*Source records*.
+--
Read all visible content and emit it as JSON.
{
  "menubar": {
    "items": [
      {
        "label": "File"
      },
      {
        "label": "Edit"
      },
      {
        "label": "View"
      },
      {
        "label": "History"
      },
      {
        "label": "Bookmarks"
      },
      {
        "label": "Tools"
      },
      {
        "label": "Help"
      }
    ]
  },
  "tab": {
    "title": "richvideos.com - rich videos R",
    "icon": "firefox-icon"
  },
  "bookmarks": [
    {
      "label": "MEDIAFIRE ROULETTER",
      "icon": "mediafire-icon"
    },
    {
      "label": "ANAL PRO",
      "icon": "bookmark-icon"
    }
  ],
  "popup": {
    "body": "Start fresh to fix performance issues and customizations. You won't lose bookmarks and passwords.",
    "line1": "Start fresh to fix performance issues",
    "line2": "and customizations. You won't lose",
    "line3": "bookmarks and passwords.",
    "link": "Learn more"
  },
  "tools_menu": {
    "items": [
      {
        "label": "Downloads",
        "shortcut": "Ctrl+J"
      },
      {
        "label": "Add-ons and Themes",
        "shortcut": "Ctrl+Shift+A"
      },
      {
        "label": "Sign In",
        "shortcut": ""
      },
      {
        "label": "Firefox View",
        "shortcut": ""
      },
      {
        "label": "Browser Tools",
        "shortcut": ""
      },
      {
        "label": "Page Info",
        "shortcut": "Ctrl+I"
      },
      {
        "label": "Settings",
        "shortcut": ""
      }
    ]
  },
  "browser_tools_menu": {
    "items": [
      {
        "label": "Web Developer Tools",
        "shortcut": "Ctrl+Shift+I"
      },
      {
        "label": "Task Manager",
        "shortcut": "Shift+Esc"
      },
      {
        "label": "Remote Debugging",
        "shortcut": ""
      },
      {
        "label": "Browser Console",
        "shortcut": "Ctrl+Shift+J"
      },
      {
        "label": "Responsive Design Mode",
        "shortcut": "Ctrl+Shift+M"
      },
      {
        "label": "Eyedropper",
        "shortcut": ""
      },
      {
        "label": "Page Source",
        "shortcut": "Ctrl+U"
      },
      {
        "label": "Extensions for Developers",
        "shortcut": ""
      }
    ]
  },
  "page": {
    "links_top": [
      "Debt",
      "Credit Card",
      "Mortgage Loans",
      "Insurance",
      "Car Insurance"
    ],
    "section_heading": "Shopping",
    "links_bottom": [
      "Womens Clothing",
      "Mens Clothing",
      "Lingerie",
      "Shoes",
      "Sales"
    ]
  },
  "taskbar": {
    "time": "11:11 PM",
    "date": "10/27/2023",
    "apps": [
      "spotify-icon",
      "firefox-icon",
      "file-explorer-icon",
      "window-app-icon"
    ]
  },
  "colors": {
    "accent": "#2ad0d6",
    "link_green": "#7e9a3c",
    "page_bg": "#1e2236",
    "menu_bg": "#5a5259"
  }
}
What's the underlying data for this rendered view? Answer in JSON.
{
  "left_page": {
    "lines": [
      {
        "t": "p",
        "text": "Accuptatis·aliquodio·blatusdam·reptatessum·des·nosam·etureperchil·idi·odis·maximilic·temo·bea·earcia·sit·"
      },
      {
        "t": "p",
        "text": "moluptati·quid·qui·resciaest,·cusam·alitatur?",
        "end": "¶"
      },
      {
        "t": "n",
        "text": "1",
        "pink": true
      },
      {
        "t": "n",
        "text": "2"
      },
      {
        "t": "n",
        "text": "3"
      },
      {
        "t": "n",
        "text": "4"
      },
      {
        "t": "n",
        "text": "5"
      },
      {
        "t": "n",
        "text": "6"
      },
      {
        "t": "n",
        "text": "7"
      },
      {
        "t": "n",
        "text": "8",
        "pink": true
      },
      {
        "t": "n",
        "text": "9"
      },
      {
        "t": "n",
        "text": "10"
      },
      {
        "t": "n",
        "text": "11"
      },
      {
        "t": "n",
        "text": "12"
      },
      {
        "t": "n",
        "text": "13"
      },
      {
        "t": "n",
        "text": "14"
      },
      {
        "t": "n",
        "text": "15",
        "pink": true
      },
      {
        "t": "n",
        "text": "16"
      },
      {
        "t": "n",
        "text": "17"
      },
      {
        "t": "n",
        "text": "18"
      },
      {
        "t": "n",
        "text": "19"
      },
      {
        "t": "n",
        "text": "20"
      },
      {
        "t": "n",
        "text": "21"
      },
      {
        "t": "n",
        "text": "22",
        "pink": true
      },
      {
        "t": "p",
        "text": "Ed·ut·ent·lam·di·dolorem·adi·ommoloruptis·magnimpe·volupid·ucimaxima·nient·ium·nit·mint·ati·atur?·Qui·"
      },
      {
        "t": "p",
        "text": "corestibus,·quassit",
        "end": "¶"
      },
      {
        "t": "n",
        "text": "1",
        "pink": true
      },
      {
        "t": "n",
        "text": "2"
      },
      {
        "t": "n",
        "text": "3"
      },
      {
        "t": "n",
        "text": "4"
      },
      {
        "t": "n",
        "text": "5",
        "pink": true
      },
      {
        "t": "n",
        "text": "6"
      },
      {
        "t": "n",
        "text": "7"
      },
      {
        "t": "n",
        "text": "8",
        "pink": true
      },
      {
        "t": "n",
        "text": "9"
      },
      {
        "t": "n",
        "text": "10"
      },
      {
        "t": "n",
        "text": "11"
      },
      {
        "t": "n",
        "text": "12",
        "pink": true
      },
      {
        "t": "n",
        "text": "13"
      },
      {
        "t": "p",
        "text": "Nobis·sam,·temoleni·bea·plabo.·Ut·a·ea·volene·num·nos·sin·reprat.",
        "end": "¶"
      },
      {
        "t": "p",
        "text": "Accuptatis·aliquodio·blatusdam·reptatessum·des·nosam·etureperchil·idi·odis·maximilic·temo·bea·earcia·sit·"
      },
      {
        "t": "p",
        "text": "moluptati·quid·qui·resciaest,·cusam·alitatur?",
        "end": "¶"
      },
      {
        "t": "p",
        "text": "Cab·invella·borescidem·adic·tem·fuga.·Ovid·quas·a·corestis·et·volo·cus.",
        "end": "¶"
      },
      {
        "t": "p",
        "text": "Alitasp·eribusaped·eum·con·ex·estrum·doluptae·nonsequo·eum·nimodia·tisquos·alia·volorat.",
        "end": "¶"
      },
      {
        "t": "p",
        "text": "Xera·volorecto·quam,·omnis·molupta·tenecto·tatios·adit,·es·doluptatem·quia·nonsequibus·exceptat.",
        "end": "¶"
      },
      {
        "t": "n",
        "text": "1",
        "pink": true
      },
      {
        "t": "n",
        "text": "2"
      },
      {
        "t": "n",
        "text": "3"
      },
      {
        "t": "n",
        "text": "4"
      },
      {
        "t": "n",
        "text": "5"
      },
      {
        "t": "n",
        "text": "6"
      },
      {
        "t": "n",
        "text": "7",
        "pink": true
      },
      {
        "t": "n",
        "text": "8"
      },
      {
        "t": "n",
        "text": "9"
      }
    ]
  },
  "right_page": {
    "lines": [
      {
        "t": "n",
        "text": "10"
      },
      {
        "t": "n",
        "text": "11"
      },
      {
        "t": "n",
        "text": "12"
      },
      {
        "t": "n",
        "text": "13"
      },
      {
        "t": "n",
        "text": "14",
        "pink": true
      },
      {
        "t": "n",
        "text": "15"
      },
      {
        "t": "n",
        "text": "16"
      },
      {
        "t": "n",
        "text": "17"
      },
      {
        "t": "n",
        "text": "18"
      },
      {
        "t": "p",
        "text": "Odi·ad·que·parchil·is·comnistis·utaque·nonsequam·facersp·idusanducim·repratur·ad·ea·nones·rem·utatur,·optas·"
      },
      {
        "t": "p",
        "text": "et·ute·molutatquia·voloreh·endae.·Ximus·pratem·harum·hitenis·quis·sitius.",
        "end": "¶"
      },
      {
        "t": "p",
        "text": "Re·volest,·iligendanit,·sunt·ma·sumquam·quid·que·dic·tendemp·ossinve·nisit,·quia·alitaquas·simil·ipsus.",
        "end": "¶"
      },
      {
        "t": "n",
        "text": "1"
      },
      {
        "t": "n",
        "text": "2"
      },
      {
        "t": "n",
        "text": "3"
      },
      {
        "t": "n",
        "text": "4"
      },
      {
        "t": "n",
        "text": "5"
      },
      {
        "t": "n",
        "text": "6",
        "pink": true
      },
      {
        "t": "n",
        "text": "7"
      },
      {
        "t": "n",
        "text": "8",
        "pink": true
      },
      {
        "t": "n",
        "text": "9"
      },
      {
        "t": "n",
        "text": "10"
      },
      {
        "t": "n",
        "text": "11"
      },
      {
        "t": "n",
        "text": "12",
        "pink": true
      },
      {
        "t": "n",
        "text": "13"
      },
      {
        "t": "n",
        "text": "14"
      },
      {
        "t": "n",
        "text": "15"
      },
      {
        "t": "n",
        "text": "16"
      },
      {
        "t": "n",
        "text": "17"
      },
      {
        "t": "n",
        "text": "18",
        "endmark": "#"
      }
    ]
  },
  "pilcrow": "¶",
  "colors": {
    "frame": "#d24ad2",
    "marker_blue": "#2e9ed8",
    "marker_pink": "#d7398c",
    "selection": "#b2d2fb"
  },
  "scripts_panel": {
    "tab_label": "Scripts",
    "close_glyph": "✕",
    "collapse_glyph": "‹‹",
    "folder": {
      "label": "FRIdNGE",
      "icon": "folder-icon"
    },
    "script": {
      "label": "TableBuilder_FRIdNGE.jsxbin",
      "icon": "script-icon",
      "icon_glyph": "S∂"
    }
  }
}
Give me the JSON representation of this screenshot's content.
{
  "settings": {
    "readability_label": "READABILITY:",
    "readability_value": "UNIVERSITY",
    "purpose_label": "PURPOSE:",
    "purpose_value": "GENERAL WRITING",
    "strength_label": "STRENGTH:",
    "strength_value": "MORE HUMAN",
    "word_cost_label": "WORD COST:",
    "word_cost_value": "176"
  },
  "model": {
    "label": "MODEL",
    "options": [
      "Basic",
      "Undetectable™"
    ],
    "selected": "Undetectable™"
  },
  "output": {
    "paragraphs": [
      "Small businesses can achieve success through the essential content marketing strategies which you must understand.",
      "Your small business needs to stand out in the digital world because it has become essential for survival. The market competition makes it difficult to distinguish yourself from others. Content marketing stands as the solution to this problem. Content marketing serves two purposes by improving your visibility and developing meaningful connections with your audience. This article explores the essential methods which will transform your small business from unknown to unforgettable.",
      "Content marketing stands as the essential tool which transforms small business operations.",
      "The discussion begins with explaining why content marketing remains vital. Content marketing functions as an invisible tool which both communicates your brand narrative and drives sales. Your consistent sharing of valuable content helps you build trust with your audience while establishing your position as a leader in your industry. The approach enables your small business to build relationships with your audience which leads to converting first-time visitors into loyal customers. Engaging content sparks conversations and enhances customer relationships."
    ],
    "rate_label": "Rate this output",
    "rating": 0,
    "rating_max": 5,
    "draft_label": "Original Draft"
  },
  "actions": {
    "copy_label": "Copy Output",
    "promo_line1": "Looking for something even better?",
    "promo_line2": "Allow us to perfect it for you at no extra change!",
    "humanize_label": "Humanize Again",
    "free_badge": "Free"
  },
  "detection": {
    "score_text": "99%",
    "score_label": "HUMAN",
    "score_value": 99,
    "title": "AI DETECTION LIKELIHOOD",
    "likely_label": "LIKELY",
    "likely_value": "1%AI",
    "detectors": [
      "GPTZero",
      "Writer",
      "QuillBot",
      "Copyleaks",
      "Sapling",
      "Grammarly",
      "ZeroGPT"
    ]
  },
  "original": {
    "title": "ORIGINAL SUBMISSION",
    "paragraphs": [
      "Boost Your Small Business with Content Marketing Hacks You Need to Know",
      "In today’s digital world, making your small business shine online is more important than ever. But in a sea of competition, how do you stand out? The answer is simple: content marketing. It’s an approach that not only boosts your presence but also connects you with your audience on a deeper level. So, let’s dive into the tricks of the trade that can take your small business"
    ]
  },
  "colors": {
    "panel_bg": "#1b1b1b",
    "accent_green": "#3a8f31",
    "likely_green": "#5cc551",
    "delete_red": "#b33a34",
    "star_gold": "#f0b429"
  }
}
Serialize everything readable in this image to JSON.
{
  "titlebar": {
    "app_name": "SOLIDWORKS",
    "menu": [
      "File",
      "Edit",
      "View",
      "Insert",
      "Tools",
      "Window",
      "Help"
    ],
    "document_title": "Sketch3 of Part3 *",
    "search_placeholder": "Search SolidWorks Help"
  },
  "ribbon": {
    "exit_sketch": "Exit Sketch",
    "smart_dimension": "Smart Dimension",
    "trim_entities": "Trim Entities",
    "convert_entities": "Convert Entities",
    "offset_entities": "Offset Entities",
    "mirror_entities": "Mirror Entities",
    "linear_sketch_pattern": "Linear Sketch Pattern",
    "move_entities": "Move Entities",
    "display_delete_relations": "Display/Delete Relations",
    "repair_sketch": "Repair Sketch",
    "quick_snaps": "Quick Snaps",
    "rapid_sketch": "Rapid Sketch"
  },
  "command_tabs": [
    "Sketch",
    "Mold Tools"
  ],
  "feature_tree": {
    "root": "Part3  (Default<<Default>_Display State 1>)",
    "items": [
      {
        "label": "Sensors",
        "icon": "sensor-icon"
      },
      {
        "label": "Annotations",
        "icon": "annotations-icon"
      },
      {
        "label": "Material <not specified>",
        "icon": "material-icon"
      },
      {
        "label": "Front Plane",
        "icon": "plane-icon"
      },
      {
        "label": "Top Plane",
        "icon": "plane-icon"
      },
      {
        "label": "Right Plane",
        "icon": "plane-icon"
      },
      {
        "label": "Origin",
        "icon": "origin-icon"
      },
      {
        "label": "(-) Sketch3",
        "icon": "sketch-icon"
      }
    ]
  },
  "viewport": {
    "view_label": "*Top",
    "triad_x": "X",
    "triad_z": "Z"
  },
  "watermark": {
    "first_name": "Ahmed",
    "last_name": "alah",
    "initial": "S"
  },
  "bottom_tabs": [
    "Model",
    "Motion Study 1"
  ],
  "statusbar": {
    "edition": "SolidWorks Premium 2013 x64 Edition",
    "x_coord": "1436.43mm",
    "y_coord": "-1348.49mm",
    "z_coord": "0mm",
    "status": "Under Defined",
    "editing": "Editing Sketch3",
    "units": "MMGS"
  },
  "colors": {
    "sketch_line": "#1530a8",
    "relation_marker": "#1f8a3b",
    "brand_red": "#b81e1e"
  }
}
+--
Copy every line above that holds the word "passwords".

*Reply to the task*.
    "body": "Start fresh to fix performance issues and customizations. You won't lose bookmarks and passwords.",
    "line3": "bookmarks and passwords.",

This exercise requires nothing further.